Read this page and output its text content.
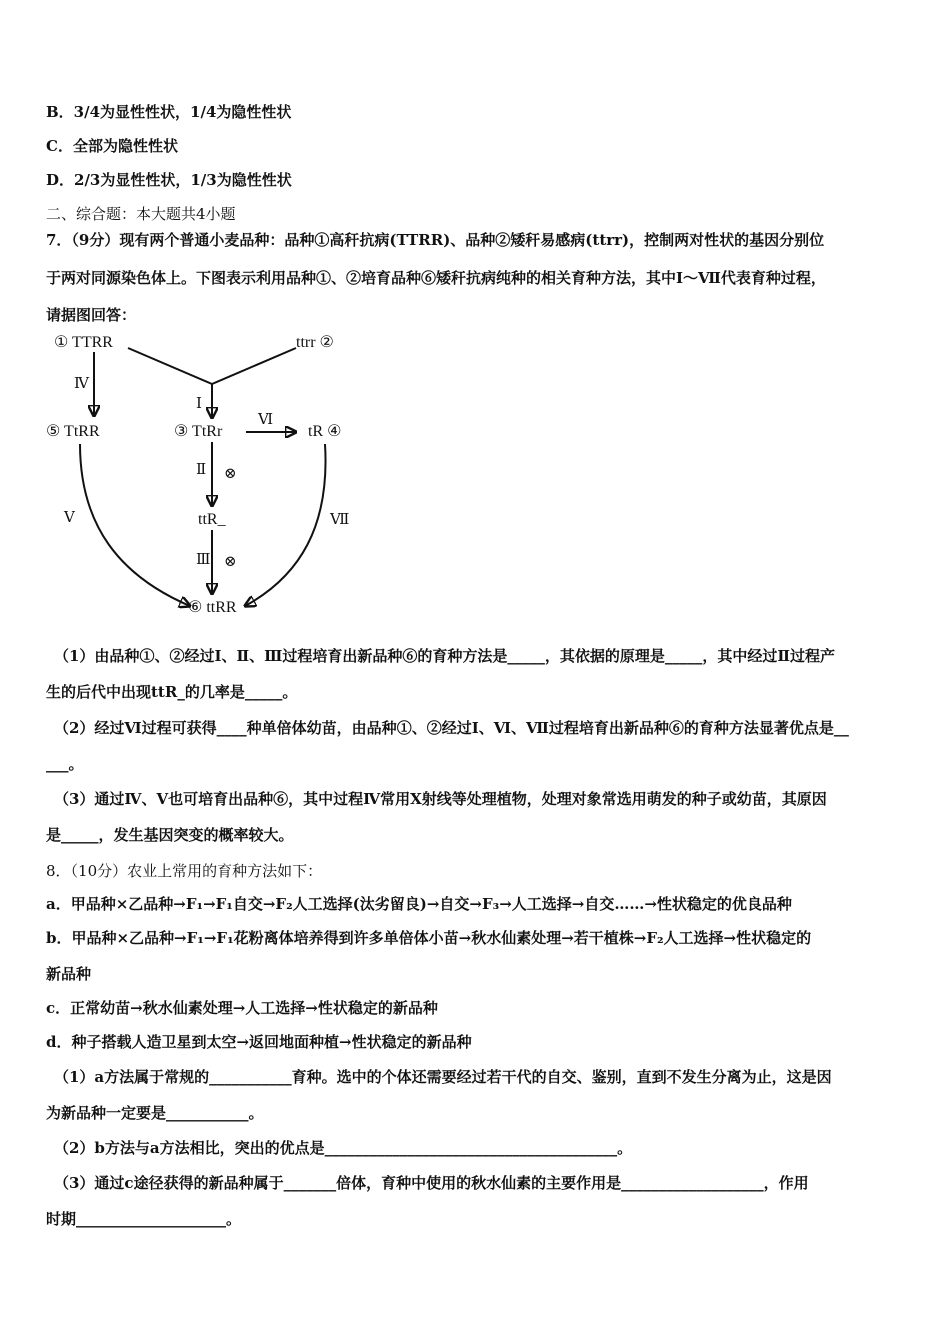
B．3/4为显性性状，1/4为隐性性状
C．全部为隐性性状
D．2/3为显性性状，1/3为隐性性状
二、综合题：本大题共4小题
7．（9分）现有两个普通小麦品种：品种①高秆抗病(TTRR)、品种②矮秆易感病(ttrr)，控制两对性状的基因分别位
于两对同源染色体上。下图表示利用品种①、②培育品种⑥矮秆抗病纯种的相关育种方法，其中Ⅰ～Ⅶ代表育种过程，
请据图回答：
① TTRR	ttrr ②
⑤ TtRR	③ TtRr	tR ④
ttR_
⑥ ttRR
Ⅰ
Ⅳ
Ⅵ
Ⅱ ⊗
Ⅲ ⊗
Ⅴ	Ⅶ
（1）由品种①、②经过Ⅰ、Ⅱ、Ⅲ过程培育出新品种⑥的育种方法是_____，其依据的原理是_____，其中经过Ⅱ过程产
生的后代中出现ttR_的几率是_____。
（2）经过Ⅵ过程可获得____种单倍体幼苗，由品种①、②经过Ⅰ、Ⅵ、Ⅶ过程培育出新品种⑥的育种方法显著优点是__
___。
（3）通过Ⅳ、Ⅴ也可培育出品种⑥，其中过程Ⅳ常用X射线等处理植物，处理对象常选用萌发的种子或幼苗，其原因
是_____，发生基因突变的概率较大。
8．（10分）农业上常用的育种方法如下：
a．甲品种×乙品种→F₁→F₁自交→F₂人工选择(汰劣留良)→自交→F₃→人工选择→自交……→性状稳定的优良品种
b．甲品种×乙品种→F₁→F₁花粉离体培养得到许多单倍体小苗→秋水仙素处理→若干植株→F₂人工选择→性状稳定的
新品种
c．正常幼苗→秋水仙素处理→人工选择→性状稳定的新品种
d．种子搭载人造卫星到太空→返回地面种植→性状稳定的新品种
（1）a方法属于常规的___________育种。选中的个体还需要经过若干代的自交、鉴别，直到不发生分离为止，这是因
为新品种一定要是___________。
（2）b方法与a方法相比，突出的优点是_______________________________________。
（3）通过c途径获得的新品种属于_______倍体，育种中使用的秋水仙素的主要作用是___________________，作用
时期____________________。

========

Task description: Drop the pictures and reproduce the rest of the entries above exactly.

Task response:
Read this page and output its text content.
B．3/4为显性性状，1/4为隐性性状
C．全部为隐性性状
D．2/3为显性性状，1/3为隐性性状
二、综合题：本大题共4小题
7．（9分）现有两个普通小麦品种：品种①高秆抗病(TTRR)、品种②矮秆易感病(ttrr)，控制两对性状的基因分别位
于两对同源染色体上。下图表示利用品种①、②培育品种⑥矮秆抗病纯种的相关育种方法，其中Ⅰ～Ⅶ代表育种过程，
请据图回答：
① TTRR	ttrr ②
⑤ TtRR	③ TtRr	tR ④
ttR_
⑥ ttRR
Ⅰ
Ⅳ
Ⅵ
Ⅱ ⊗
Ⅲ ⊗
Ⅴ	Ⅶ
（1）由品种①、②经过Ⅰ、Ⅱ、Ⅲ过程培育出新品种⑥的育种方法是_____，其依据的原理是_____，其中经过Ⅱ过程产
生的后代中出现ttR_的几率是_____。
（2）经过Ⅵ过程可获得____种单倍体幼苗，由品种①、②经过Ⅰ、Ⅵ、Ⅶ过程培育出新品种⑥的育种方法显著优点是__
___。
（3）通过Ⅳ、Ⅴ也可培育出品种⑥，其中过程Ⅳ常用X射线等处理植物，处理对象常选用萌发的种子或幼苗，其原因
是_____，发生基因突变的概率较大。
8．（10分）农业上常用的育种方法如下：
a．甲品种×乙品种→F₁→F₁自交→F₂人工选择(汰劣留良)→自交→F₃→人工选择→自交……→性状稳定的优良品种
b．甲品种×乙品种→F₁→F₁花粉离体培养得到许多单倍体小苗→秋水仙素处理→若干植株→F₂人工选择→性状稳定的
新品种
c．正常幼苗→秋水仙素处理→人工选择→性状稳定的新品种
d．种子搭载人造卫星到太空→返回地面种植→性状稳定的新品种
（1）a方法属于常规的___________育种。选中的个体还需要经过若干代的自交、鉴别，直到不发生分离为止，这是因
为新品种一定要是___________。
（2）b方法与a方法相比，突出的优点是_______________________________________。
（3）通过c途径获得的新品种属于_______倍体，育种中使用的秋水仙素的主要作用是___________________，作用
时期____________________。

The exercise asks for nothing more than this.